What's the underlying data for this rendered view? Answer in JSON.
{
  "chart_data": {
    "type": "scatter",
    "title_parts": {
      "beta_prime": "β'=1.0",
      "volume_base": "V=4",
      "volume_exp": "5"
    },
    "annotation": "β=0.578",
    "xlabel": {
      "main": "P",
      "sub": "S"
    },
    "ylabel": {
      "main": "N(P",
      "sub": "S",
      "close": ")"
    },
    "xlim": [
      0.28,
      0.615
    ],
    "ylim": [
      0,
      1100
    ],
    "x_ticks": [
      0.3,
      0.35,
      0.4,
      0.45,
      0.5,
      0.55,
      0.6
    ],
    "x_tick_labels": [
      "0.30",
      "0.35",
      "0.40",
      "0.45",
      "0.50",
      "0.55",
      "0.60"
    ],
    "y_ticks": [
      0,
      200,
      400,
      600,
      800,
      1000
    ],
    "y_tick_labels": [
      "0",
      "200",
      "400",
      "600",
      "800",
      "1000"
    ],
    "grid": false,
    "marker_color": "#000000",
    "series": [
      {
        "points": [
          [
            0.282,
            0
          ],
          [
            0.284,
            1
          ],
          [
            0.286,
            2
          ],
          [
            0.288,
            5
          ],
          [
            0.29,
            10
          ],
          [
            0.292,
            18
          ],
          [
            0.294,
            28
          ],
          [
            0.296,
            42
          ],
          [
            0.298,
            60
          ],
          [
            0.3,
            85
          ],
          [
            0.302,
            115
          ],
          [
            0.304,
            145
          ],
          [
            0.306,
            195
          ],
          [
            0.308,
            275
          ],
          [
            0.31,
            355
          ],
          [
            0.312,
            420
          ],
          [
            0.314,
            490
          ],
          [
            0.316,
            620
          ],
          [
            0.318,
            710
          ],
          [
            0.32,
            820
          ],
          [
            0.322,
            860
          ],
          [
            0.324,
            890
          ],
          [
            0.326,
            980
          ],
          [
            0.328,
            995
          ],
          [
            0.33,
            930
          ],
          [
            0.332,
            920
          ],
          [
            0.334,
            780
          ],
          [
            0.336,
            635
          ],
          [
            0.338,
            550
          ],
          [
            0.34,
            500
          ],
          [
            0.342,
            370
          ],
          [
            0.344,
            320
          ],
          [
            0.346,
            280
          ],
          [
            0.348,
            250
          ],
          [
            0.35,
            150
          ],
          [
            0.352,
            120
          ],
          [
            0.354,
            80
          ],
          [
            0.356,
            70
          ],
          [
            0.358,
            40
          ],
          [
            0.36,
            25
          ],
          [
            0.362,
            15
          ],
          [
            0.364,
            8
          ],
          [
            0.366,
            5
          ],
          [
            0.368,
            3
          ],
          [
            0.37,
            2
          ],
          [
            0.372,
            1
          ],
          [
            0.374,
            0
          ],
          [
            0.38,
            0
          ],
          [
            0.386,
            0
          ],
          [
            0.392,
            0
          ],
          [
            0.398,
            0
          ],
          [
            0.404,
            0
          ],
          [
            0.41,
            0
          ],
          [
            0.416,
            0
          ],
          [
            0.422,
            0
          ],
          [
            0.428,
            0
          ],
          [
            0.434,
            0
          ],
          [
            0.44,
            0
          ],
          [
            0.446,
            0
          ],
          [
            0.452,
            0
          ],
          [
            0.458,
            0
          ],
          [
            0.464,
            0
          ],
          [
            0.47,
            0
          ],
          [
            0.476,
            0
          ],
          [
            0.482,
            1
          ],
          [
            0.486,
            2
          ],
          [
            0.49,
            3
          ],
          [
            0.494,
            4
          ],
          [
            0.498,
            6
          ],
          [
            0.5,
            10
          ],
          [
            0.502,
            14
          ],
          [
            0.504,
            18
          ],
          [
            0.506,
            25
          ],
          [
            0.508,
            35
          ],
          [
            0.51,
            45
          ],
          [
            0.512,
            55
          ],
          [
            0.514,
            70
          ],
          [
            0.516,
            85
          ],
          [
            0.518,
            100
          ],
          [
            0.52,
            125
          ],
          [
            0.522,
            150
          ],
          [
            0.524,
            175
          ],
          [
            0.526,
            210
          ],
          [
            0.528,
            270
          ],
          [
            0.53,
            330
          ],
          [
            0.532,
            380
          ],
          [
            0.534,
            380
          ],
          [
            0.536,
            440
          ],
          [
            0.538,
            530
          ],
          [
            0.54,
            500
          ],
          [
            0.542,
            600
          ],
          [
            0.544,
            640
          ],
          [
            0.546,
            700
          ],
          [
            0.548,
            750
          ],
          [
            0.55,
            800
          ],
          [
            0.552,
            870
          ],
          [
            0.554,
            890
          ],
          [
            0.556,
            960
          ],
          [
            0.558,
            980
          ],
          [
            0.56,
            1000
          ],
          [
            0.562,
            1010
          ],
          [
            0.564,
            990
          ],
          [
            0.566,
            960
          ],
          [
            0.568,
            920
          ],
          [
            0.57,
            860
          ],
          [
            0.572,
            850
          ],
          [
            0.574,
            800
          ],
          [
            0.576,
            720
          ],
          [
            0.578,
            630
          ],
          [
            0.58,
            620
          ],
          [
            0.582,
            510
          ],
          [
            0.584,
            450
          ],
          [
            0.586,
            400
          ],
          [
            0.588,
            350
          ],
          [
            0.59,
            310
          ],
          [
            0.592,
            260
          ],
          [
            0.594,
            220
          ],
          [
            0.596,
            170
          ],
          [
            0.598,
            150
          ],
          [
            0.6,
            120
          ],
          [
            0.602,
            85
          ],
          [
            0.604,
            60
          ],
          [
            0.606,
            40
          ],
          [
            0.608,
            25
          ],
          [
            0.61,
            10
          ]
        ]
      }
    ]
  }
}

--------

§ **Task statement**:
Produce an exact copy of the whole listing.

§ **Exercise solution**:
What's the underlying data for this rendered view? Answer in JSON.
{
  "chart_data": {
    "type": "scatter",
    "title_parts": {
      "beta_prime": "β'=1.0",
      "volume_base": "V=4",
      "volume_exp": "5"
    },
    "annotation": "β=0.578",
    "xlabel": {
      "main": "P",
      "sub": "S"
    },
    "ylabel": {
      "main": "N(P",
      "sub": "S",
      "close": ")"
    },
    "xlim": [
      0.28,
      0.615
    ],
    "ylim": [
      0,
      1100
    ],
    "x_ticks": [
      0.3,
      0.35,
      0.4,
      0.45,
      0.5,
      0.55,
      0.6
    ],
    "x_tick_labels": [
      "0.30",
      "0.35",
      "0.40",
      "0.45",
      "0.50",
      "0.55",
      "0.60"
    ],
    "y_ticks": [
      0,
      200,
      400,
      600,
      800,
      1000
    ],
    "y_tick_labels": [
      "0",
      "200",
      "400",
      "600",
      "800",
      "1000"
    ],
    "grid": false,
    "marker_color": "#000000",
    "series": [
      {
        "points": [
          [
            0.282,
            0
          ],
          [
            0.284,
            1
          ],
          [
            0.286,
            2
          ],
          [
            0.288,
            5
          ],
          [
            0.29,
            10
          ],
          [
            0.292,
            18
          ],
          [
            0.294,
            28
          ],
          [
            0.296,
            42
          ],
          [
            0.298,
            60
          ],
          [
            0.3,
            85
          ],
          [
            0.302,
            115
          ],
          [
            0.304,
            145
          ],
          [
            0.306,
            195
          ],
          [
            0.308,
            275
          ],
          [
            0.31,
            355
          ],
          [
            0.312,
            420
          ],
          [
            0.314,
            490
          ],
          [
            0.316,
            620
          ],
          [
            0.318,
            710
          ],
          [
            0.32,
            820
          ],
          [
            0.322,
            860
          ],
          [
            0.324,
            890
          ],
          [
            0.326,
            980
          ],
          [
            0.328,
            995
          ],
          [
            0.33,
            930
          ],
          [
            0.332,
            920
          ],
          [
            0.334,
            780
          ],
          [
            0.336,
            635
          ],
          [
            0.338,
            550
          ],
          [
            0.34,
            500
          ],
          [
            0.342,
            370
          ],
          [
            0.344,
            320
          ],
          [
            0.346,
            280
          ],
          [
            0.348,
            250
          ],
          [
            0.35,
            150
          ],
          [
            0.352,
            120
          ],
          [
            0.354,
            80
          ],
          [
            0.356,
            70
          ],
          [
            0.358,
            40
          ],
          [
            0.36,
            25
          ],
          [
            0.362,
            15
          ],
          [
            0.364,
            8
          ],
          [
            0.366,
            5
          ],
          [
            0.368,
            3
          ],
          [
            0.37,
            2
          ],
          [
            0.372,
            1
          ],
          [
            0.374,
            0
          ],
          [
            0.38,
            0
          ],
          [
            0.386,
            0
          ],
          [
            0.392,
            0
          ],
          [
            0.398,
            0
          ],
          [
            0.404,
            0
          ],
          [
            0.41,
            0
          ],
          [
            0.416,
            0
          ],
          [
            0.422,
            0
          ],
          [
            0.428,
            0
          ],
          [
            0.434,
            0
          ],
          [
            0.44,
            0
          ],
          [
            0.446,
            0
          ],
          [
            0.452,
            0
          ],
          [
            0.458,
            0
          ],
          [
            0.464,
            0
          ],
          [
            0.47,
            0
          ],
          [
            0.476,
            0
          ],
          [
            0.482,
            1
          ],
          [
            0.486,
            2
          ],
          [
            0.49,
            3
          ],
          [
            0.494,
            4
          ],
          [
            0.498,
            6
          ],
          [
            0.5,
            10
          ],
          [
            0.502,
            14
          ],
          [
            0.504,
            18
          ],
          [
            0.506,
            25
          ],
          [
            0.508,
            35
          ],
          [
            0.51,
            45
          ],
          [
            0.512,
            55
          ],
          [
            0.514,
            70
          ],
          [
            0.516,
            85
          ],
          [
            0.518,
            100
          ],
          [
            0.52,
            125
          ],
          [
            0.522,
            150
          ],
          [
            0.524,
            175
          ],
          [
            0.526,
            210
          ],
          [
            0.528,
            270
          ],
          [
            0.53,
            330
          ],
          [
            0.532,
            380
          ],
          [
            0.534,
            380
          ],
          [
            0.536,
            440
          ],
          [
            0.538,
            530
          ],
          [
            0.54,
            500
          ],
          [
            0.542,
            600
          ],
          [
            0.544,
            640
          ],
          [
            0.546,
            700
          ],
          [
            0.548,
            750
          ],
          [
            0.55,
            800
          ],
          [
            0.552,
            870
          ],
          [
            0.554,
            890
          ],
          [
            0.556,
            960
          ],
          [
            0.558,
            980
          ],
          [
            0.56,
            1000
          ],
          [
            0.562,
            1010
          ],
          [
            0.564,
            990
          ],
          [
            0.566,
            960
          ],
          [
            0.568,
            920
          ],
          [
            0.57,
            860
          ],
          [
            0.572,
            850
          ],
          [
            0.574,
            800
          ],
          [
            0.576,
            720
          ],
          [
            0.578,
            630
          ],
          [
            0.58,
            620
          ],
          [
            0.582,
            510
          ],
          [
            0.584,
            450
          ],
          [
            0.586,
            400
          ],
          [
            0.588,
            350
          ],
          [
            0.59,
            310
          ],
          [
            0.592,
            260
          ],
          [
            0.594,
            220
          ],
          [
            0.596,
            170
          ],
          [
            0.598,
            150
          ],
          [
            0.6,
            120
          ],
          [
            0.602,
            85
          ],
          [
            0.604,
            60
          ],
          [
            0.606,
            40
          ],
          [
            0.608,
            25
          ],
          [
            0.61,
            10
          ]
        ]
      }
    ]
  }
}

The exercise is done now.